## Data entries for graphics
★ ★ ★ ★ ★

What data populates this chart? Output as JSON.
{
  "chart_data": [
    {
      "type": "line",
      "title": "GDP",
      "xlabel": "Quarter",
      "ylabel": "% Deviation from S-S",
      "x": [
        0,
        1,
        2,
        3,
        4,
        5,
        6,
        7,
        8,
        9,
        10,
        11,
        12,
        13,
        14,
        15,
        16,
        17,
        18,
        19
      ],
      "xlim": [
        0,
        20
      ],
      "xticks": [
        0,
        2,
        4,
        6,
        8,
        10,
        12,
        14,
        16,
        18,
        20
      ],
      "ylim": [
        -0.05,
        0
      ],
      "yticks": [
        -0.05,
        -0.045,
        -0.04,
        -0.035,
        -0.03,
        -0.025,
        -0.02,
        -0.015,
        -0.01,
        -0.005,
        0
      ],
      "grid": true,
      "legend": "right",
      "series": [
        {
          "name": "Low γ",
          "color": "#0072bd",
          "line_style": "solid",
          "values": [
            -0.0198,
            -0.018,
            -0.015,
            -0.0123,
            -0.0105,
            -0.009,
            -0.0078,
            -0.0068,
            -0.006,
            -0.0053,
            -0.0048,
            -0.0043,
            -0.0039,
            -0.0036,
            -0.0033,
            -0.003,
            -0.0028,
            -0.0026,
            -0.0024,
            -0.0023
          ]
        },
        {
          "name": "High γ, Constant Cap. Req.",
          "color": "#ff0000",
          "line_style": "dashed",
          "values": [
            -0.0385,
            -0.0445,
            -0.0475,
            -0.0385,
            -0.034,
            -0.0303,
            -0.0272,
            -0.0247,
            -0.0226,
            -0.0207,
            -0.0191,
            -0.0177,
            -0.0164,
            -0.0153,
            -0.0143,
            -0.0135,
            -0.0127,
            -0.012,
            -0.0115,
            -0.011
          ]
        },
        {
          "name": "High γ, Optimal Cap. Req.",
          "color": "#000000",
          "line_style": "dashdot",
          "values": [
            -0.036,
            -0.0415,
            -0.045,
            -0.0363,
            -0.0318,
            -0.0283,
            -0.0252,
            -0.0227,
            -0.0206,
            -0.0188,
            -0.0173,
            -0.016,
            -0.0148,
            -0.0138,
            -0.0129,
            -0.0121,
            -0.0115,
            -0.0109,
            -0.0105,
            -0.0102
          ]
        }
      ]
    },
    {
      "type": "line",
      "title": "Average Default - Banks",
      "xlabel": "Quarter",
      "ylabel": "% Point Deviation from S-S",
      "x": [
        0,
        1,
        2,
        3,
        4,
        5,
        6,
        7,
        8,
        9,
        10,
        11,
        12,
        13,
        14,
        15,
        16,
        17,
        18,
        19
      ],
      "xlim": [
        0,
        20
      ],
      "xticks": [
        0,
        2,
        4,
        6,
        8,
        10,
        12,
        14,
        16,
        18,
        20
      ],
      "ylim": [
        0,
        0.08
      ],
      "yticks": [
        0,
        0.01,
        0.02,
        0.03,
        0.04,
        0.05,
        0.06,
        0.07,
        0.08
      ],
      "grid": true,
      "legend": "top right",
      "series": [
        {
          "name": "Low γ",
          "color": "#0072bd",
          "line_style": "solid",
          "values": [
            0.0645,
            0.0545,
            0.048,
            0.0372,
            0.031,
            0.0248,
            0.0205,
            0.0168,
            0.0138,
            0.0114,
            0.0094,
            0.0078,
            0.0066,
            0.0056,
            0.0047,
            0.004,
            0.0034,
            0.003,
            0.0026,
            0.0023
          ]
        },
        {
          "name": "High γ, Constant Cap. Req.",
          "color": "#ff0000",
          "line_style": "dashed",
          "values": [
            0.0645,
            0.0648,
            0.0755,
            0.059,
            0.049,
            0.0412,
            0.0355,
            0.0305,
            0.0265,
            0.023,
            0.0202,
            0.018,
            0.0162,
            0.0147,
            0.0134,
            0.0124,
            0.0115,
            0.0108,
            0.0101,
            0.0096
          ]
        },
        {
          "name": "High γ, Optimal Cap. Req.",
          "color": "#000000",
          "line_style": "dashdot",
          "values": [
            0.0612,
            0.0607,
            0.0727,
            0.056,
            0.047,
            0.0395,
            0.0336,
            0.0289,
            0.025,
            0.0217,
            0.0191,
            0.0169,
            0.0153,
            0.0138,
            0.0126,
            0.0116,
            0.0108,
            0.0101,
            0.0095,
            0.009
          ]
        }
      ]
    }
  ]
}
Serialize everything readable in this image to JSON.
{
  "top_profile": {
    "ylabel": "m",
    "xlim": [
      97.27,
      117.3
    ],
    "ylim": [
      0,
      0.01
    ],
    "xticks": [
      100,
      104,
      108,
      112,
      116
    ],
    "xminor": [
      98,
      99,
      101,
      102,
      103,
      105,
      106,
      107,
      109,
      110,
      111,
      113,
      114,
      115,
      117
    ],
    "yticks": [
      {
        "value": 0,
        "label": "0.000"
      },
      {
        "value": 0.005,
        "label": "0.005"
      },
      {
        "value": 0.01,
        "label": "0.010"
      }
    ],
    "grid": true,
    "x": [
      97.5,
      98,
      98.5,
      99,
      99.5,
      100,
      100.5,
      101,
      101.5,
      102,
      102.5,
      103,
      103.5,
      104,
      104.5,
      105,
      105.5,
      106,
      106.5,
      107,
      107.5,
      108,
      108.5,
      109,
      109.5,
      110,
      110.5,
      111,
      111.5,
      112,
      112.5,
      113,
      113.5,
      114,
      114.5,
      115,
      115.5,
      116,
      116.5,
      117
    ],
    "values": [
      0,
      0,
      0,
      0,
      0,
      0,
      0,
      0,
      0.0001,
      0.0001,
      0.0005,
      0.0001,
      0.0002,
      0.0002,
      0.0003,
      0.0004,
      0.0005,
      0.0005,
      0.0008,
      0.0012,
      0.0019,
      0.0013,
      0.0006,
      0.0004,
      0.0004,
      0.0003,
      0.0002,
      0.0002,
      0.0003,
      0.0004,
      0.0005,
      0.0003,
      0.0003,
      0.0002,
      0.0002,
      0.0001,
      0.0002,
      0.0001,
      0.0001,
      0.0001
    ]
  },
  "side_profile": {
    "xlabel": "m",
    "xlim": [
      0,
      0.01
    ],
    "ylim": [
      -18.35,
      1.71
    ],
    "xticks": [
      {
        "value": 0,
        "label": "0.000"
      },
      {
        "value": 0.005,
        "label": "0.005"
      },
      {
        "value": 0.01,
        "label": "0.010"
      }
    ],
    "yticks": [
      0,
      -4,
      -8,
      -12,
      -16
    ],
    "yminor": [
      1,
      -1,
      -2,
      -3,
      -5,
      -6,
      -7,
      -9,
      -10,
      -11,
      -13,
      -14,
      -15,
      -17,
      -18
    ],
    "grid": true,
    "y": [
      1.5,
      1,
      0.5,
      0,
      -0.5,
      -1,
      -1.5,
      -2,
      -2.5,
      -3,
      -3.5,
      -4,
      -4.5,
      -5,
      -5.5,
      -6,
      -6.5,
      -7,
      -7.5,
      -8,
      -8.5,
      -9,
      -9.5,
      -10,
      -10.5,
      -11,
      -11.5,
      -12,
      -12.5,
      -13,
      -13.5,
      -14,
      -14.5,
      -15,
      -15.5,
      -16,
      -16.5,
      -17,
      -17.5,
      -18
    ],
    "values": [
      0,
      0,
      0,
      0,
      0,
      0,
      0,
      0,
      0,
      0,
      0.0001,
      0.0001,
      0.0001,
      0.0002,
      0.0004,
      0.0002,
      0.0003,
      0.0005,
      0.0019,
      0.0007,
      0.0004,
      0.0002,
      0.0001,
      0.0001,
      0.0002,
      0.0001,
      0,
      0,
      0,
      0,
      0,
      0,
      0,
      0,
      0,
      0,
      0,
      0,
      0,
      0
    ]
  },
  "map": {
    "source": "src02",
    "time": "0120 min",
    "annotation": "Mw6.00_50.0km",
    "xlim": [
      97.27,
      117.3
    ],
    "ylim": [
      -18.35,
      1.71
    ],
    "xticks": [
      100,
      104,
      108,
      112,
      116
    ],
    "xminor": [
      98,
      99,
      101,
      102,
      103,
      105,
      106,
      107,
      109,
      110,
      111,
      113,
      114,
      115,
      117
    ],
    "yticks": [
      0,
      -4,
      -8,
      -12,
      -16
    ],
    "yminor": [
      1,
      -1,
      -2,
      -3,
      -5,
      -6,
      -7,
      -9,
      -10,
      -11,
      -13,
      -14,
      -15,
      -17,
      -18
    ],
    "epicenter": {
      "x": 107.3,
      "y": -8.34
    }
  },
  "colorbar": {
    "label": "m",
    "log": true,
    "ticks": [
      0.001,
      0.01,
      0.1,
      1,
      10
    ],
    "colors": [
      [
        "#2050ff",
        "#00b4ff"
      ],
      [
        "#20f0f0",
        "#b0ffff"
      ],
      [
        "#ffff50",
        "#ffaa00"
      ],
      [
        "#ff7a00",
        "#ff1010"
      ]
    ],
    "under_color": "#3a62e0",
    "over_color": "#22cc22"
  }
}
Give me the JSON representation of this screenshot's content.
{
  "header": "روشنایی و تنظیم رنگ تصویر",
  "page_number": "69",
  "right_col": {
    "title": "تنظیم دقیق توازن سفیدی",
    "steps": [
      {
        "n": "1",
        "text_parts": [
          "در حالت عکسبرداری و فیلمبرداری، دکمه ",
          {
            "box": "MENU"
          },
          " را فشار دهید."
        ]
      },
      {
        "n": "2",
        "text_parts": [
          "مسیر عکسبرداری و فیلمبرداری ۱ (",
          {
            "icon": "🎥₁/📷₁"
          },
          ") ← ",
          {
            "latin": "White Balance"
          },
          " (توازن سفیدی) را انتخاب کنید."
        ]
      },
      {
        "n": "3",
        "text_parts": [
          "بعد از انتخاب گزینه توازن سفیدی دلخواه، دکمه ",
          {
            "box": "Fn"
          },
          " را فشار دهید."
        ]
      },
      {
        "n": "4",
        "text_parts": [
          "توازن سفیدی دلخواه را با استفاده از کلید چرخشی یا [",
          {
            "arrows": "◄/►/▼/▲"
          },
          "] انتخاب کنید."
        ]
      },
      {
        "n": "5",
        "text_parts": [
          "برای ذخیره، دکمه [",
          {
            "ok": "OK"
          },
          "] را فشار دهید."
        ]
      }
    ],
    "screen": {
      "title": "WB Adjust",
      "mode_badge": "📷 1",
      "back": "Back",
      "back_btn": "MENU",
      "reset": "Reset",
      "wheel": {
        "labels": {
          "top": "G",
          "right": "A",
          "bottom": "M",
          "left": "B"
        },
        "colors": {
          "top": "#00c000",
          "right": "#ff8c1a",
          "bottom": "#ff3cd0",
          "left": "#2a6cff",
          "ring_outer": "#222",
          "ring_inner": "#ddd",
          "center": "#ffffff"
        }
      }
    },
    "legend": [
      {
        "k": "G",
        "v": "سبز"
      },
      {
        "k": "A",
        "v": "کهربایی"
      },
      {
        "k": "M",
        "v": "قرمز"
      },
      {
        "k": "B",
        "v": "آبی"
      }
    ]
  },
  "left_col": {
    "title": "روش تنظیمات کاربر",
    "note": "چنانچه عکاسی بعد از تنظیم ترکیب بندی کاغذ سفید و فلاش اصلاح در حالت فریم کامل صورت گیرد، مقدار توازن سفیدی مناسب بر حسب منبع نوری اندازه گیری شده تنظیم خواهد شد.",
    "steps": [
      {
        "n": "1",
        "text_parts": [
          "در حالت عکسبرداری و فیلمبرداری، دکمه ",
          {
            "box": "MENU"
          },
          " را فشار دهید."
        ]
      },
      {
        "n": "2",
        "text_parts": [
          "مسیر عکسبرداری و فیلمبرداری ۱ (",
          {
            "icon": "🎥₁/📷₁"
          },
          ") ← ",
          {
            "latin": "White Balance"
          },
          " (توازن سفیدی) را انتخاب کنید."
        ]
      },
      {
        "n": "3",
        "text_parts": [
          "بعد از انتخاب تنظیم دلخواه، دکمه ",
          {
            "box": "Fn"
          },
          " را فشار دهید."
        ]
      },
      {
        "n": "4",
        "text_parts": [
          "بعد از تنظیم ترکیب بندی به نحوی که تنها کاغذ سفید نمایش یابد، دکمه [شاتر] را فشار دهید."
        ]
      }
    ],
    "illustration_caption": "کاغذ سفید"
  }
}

★ ★ ★ ★ ★

## REQUIREMENT
Only the number is wanted: how many lines of the material contain the word "Deviation"?

## ANSWER IN FULL
2